-- Begin Supplied information --

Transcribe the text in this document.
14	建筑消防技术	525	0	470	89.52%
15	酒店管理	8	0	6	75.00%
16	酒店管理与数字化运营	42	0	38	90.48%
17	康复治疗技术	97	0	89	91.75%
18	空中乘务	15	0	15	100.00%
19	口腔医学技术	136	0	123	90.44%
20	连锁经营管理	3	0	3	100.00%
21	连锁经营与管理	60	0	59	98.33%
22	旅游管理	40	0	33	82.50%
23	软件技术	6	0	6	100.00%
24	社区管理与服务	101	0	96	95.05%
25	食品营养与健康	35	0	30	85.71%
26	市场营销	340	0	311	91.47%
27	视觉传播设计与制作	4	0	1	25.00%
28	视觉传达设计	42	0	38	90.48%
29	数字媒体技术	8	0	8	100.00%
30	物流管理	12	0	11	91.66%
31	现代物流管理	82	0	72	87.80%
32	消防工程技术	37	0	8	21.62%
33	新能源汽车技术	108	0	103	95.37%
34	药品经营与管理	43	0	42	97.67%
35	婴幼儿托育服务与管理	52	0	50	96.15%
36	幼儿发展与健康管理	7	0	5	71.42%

-- End Supplied information --

**Exercise description**. Extract each line of the material exactly as it stands.

**Output below**.
Transcribe the text in this document.
14	建筑消防技术	525	0	470	89.52%
15	酒店管理	8	0	6	75.00%
16	酒店管理与数字化运营	42	0	38	90.48%
17	康复治疗技术	97	0	89	91.75%
18	空中乘务	15	0	15	100.00%
19	口腔医学技术	136	0	123	90.44%
20	连锁经营管理	3	0	3	100.00%
21	连锁经营与管理	60	0	59	98.33%
22	旅游管理	40	0	33	82.50%
23	软件技术	6	0	6	100.00%
24	社区管理与服务	101	0	96	95.05%
25	食品营养与健康	35	0	30	85.71%
26	市场营销	340	0	311	91.47%
27	视觉传播设计与制作	4	0	1	25.00%
28	视觉传达设计	42	0	38	90.48%
29	数字媒体技术	8	0	8	100.00%
30	物流管理	12	0	11	91.66%
31	现代物流管理	82	0	72	87.80%
32	消防工程技术	37	0	8	21.62%
33	新能源汽车技术	108	0	103	95.37%
34	药品经营与管理	43	0	42	97.67%
35	婴幼儿托育服务与管理	52	0	50	96.15%
36	幼儿发展与健康管理	7	0	5	71.42%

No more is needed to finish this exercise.